▶ _PROBLEM STATEMENT_:
Look through the records below and collect all lines that hold the string "from".

▶ _RECORDS FOR THIS EXERCISE_:
— start —
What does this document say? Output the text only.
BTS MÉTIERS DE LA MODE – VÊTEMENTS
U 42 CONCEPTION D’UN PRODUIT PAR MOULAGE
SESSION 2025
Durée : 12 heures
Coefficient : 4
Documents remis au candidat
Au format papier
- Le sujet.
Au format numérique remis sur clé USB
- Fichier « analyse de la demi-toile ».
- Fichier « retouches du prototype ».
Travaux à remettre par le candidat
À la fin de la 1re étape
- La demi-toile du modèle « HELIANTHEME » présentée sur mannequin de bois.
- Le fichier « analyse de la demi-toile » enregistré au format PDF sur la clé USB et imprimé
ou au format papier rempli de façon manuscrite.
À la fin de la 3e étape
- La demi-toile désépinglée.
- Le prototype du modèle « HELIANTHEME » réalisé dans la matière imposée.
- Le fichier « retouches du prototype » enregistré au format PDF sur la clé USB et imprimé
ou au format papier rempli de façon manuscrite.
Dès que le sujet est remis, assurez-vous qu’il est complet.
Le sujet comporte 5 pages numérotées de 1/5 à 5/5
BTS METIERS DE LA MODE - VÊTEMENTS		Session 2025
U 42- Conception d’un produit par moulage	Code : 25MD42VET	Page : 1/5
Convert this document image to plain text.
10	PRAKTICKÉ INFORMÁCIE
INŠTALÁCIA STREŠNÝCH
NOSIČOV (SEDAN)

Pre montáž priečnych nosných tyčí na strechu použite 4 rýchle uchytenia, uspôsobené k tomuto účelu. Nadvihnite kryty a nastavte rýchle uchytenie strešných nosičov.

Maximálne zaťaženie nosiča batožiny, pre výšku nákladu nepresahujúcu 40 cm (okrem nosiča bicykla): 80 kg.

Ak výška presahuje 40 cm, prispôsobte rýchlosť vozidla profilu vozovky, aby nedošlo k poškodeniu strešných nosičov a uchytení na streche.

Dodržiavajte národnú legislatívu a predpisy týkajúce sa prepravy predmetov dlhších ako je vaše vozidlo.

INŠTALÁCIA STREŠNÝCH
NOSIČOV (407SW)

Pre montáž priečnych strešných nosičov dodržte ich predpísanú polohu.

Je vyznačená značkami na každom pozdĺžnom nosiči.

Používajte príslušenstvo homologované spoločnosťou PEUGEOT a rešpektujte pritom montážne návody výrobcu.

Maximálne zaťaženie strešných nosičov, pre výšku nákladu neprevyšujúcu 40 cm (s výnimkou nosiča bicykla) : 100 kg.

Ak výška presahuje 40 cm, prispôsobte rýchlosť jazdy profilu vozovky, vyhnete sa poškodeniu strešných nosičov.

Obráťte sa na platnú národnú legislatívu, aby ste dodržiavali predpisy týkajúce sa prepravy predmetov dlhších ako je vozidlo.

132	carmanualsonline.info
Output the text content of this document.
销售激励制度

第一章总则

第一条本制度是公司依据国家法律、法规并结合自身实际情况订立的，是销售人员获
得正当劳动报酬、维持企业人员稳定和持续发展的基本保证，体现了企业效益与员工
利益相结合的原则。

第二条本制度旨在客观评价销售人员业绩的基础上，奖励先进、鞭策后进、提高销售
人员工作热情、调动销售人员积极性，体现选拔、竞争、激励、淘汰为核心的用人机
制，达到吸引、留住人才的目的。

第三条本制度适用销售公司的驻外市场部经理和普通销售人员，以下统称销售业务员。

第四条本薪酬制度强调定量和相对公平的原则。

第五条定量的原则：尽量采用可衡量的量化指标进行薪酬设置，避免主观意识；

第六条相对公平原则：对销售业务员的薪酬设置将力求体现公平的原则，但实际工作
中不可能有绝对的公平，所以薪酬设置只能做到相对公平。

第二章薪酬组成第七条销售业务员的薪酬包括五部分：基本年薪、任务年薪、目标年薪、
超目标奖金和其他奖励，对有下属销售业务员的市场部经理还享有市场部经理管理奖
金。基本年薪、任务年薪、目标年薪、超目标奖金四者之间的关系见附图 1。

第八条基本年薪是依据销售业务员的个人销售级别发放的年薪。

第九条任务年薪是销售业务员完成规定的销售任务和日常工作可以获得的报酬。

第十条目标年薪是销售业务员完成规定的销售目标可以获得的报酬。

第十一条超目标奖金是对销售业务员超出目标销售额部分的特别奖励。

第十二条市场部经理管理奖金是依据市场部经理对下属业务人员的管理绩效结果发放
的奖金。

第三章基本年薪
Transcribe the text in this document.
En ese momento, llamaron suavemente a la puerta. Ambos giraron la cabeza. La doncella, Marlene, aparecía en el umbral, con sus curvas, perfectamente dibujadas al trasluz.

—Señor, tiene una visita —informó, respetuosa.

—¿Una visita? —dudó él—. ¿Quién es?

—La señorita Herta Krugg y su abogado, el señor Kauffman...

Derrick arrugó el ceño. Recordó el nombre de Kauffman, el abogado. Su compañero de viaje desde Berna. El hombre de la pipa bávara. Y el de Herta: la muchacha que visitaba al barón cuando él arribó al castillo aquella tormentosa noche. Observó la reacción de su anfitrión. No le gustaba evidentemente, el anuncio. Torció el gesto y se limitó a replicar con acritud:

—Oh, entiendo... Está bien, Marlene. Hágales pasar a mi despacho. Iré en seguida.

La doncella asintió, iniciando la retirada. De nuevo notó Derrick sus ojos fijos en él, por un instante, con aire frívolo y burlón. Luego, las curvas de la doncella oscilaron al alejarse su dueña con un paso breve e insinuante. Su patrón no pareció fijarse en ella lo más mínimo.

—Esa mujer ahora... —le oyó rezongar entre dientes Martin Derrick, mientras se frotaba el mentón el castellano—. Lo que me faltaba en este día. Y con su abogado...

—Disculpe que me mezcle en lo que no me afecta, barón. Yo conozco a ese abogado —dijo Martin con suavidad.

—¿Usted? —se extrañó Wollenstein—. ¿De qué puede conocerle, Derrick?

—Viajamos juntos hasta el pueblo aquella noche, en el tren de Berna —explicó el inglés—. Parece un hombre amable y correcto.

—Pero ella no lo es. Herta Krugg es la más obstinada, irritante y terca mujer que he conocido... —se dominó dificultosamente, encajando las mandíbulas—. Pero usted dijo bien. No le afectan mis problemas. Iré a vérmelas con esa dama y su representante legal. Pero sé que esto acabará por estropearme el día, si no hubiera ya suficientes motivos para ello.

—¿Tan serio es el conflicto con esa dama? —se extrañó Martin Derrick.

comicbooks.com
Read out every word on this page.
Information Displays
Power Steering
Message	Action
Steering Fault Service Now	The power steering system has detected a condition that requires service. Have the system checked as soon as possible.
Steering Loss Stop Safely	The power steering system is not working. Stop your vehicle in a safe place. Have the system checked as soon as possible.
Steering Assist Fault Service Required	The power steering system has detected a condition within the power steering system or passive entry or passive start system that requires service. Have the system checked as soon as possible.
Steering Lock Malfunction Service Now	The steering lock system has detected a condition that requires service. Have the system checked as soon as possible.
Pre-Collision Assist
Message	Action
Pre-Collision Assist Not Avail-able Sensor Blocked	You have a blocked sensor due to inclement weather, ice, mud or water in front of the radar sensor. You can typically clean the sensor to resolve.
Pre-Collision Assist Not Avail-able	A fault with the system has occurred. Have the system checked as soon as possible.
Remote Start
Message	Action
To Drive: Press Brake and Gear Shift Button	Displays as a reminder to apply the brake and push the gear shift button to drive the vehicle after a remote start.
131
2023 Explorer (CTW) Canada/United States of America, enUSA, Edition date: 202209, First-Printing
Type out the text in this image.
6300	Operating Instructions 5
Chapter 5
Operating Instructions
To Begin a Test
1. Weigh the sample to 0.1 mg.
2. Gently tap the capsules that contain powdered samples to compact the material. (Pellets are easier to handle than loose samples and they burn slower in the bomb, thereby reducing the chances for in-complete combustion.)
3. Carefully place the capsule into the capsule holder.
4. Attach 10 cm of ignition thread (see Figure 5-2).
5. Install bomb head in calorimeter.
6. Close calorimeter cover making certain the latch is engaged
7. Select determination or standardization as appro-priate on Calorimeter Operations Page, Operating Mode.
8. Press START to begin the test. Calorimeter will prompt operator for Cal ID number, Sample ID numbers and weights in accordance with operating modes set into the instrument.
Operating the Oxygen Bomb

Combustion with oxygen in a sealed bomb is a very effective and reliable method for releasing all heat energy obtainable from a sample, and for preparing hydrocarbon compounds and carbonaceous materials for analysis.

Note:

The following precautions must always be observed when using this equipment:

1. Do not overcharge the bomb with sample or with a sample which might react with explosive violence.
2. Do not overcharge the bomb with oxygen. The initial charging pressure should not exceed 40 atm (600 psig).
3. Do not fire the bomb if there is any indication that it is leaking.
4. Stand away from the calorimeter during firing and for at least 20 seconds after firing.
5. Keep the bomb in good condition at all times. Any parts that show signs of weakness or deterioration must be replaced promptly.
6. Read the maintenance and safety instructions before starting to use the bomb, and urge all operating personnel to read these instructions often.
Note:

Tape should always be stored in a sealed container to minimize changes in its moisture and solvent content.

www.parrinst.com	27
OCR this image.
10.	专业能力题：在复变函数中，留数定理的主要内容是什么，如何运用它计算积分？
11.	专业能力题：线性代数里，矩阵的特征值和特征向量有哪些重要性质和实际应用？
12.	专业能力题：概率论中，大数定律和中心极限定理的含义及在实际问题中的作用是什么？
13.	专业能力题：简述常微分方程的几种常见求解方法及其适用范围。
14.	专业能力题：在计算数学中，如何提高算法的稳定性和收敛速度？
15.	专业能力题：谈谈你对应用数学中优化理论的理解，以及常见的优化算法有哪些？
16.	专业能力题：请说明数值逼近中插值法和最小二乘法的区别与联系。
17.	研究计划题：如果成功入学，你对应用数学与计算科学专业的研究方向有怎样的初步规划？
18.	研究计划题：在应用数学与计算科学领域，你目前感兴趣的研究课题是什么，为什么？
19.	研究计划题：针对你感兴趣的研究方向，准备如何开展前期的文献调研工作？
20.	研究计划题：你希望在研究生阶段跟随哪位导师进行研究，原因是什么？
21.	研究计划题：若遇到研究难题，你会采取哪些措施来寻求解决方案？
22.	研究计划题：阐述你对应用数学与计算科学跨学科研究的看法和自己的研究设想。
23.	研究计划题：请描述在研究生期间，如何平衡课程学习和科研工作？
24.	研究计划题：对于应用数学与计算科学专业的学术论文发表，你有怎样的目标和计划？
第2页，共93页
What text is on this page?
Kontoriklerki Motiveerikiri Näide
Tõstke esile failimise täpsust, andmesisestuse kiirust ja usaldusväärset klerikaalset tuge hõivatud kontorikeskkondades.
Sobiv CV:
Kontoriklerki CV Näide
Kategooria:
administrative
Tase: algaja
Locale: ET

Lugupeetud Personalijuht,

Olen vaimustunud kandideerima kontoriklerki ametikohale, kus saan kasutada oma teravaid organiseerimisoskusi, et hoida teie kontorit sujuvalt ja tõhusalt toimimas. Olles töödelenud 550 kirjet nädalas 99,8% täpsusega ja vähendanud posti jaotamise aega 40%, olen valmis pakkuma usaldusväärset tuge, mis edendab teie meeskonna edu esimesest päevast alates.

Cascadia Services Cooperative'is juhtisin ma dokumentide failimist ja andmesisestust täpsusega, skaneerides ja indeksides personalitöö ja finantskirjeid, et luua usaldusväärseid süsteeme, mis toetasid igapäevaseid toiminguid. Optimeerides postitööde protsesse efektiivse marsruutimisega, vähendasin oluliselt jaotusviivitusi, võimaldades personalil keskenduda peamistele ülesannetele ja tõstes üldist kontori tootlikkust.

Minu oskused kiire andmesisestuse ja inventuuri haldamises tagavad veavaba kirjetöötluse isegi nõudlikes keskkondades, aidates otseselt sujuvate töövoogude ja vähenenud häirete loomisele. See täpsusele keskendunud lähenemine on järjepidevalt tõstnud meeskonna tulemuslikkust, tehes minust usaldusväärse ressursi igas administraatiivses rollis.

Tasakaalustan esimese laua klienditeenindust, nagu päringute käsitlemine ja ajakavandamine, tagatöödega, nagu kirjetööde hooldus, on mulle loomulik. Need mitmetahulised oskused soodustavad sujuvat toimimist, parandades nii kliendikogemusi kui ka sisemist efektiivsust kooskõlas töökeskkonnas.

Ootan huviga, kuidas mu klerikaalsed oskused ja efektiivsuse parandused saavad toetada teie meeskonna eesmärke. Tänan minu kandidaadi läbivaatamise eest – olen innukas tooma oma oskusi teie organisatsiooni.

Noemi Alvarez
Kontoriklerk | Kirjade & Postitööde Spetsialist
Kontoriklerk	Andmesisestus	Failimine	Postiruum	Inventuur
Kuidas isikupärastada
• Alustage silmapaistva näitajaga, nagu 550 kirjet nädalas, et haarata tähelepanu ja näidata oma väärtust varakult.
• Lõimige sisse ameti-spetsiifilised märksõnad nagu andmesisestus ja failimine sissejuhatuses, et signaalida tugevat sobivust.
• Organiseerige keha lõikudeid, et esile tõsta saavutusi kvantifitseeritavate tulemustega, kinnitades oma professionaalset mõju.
— end —
▶ _COMPLETED EXERCISE_:
Combustion with oxygen in a sealed bomb is a very effective and reliable method for releasing all heat energy obtainable from a sample, and for preparing hydrocarbon compounds and carbonaceous materials for analysis.
4. Stand away from the calorimeter during firing and for at least 20 seconds after firing.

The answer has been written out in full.